__What the exercise asks__: Restate, word for word, every line of the data.

__Data provided__:

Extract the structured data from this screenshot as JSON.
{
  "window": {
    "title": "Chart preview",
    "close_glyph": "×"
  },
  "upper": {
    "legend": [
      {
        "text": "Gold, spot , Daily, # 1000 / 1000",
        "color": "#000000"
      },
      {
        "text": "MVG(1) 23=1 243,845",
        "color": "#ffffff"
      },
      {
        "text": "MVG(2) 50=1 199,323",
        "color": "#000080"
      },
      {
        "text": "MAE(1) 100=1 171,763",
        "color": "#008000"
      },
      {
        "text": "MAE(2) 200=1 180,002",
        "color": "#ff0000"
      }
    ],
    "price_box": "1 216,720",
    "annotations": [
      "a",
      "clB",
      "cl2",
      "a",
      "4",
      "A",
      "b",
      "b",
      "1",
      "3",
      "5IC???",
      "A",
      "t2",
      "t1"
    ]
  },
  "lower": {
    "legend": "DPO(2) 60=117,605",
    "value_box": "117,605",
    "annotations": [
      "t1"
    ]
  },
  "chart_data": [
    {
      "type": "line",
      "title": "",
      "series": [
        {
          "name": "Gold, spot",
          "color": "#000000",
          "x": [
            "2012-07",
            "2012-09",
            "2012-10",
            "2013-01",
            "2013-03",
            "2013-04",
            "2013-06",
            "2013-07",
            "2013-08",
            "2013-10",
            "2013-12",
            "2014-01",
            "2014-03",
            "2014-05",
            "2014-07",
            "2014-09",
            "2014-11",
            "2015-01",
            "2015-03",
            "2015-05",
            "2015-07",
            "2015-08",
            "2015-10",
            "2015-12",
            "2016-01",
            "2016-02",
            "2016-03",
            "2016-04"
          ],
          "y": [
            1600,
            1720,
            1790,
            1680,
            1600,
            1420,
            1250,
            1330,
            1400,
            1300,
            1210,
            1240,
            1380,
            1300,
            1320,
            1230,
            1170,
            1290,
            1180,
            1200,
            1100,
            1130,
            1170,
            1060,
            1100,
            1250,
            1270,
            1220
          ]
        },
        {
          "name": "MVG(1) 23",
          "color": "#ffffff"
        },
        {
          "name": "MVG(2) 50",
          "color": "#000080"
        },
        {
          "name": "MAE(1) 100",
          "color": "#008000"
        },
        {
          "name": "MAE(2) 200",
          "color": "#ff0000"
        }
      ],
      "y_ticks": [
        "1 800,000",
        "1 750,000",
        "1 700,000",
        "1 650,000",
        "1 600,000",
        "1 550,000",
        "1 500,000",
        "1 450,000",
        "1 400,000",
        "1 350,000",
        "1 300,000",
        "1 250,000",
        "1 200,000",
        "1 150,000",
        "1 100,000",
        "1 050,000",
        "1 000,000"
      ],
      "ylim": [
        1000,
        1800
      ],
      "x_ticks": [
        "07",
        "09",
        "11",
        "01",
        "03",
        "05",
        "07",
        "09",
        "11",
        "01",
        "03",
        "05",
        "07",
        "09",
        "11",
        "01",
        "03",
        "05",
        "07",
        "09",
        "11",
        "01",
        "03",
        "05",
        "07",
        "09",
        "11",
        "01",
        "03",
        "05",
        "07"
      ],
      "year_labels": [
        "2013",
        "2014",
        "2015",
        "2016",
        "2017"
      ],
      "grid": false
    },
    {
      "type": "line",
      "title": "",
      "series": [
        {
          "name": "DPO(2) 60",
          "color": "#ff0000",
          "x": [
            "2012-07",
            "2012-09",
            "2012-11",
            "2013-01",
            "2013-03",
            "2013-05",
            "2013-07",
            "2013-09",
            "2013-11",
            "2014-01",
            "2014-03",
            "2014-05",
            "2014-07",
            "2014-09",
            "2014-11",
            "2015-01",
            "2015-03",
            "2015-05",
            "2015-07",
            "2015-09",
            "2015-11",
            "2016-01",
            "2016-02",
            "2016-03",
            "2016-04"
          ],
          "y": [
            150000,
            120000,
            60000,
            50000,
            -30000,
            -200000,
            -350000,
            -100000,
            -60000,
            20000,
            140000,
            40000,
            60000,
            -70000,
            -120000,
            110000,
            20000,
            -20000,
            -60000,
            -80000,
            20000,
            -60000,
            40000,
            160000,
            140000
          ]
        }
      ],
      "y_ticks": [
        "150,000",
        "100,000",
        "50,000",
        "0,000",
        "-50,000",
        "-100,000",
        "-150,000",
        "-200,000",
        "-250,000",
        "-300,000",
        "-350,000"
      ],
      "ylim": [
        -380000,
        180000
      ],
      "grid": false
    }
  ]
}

__Response to this task__:
Extract the structured data from this screenshot as JSON.
{
  "window": {
    "title": "Chart preview",
    "close_glyph": "×"
  },
  "upper": {
    "legend": [
      {
        "text": "Gold, spot , Daily, # 1000 / 1000",
        "color": "#000000"
      },
      {
        "text": "MVG(1) 23=1 243,845",
        "color": "#ffffff"
      },
      {
        "text": "MVG(2) 50=1 199,323",
        "color": "#000080"
      },
      {
        "text": "MAE(1) 100=1 171,763",
        "color": "#008000"
      },
      {
        "text": "MAE(2) 200=1 180,002",
        "color": "#ff0000"
      }
    ],
    "price_box": "1 216,720",
    "annotations": [
      "a",
      "clB",
      "cl2",
      "a",
      "4",
      "A",
      "b",
      "b",
      "1",
      "3",
      "5IC???",
      "A",
      "t2",
      "t1"
    ]
  },
  "lower": {
    "legend": "DPO(2) 60=117,605",
    "value_box": "117,605",
    "annotations": [
      "t1"
    ]
  },
  "chart_data": [
    {
      "type": "line",
      "title": "",
      "series": [
        {
          "name": "Gold, spot",
          "color": "#000000",
          "x": [
            "2012-07",
            "2012-09",
            "2012-10",
            "2013-01",
            "2013-03",
            "2013-04",
            "2013-06",
            "2013-07",
            "2013-08",
            "2013-10",
            "2013-12",
            "2014-01",
            "2014-03",
            "2014-05",
            "2014-07",
            "2014-09",
            "2014-11",
            "2015-01",
            "2015-03",
            "2015-05",
            "2015-07",
            "2015-08",
            "2015-10",
            "2015-12",
            "2016-01",
            "2016-02",
            "2016-03",
            "2016-04"
          ],
          "y": [
            1600,
            1720,
            1790,
            1680,
            1600,
            1420,
            1250,
            1330,
            1400,
            1300,
            1210,
            1240,
            1380,
            1300,
            1320,
            1230,
            1170,
            1290,
            1180,
            1200,
            1100,
            1130,
            1170,
            1060,
            1100,
            1250,
            1270,
            1220
          ]
        },
        {
          "name": "MVG(1) 23",
          "color": "#ffffff"
        },
        {
          "name": "MVG(2) 50",
          "color": "#000080"
        },
        {
          "name": "MAE(1) 100",
          "color": "#008000"
        },
        {
          "name": "MAE(2) 200",
          "color": "#ff0000"
        }
      ],
      "y_ticks": [
        "1 800,000",
        "1 750,000",
        "1 700,000",
        "1 650,000",
        "1 600,000",
        "1 550,000",
        "1 500,000",
        "1 450,000",
        "1 400,000",
        "1 350,000",
        "1 300,000",
        "1 250,000",
        "1 200,000",
        "1 150,000",
        "1 100,000",
        "1 050,000",
        "1 000,000"
      ],
      "ylim": [
        1000,
        1800
      ],
      "x_ticks": [
        "07",
        "09",
        "11",
        "01",
        "03",
        "05",
        "07",
        "09",
        "11",
        "01",
        "03",
        "05",
        "07",
        "09",
        "11",
        "01",
        "03",
        "05",
        "07",
        "09",
        "11",
        "01",
        "03",
        "05",
        "07",
        "09",
        "11",
        "01",
        "03",
        "05",
        "07"
      ],
      "year_labels": [
        "2013",
        "2014",
        "2015",
        "2016",
        "2017"
      ],
      "grid": false
    },
    {
      "type": "line",
      "title": "",
      "series": [
        {
          "name": "DPO(2) 60",
          "color": "#ff0000",
          "x": [
            "2012-07",
            "2012-09",
            "2012-11",
            "2013-01",
            "2013-03",
            "2013-05",
            "2013-07",
            "2013-09",
            "2013-11",
            "2014-01",
            "2014-03",
            "2014-05",
            "2014-07",
            "2014-09",
            "2014-11",
            "2015-01",
            "2015-03",
            "2015-05",
            "2015-07",
            "2015-09",
            "2015-11",
            "2016-01",
            "2016-02",
            "2016-03",
            "2016-04"
          ],
          "y": [
            150000,
            120000,
            60000,
            50000,
            -30000,
            -200000,
            -350000,
            -100000,
            -60000,
            20000,
            140000,
            40000,
            60000,
            -70000,
            -120000,
            110000,
            20000,
            -20000,
            -60000,
            -80000,
            20000,
            -60000,
            40000,
            160000,
            140000
          ]
        }
      ],
      "y_ticks": [
        "150,000",
        "100,000",
        "50,000",
        "0,000",
        "-50,000",
        "-100,000",
        "-150,000",
        "-200,000",
        "-250,000",
        "-300,000",
        "-350,000"
      ],
      "ylim": [
        -380000,
        180000
      ],
      "grid": false
    }
  ]
}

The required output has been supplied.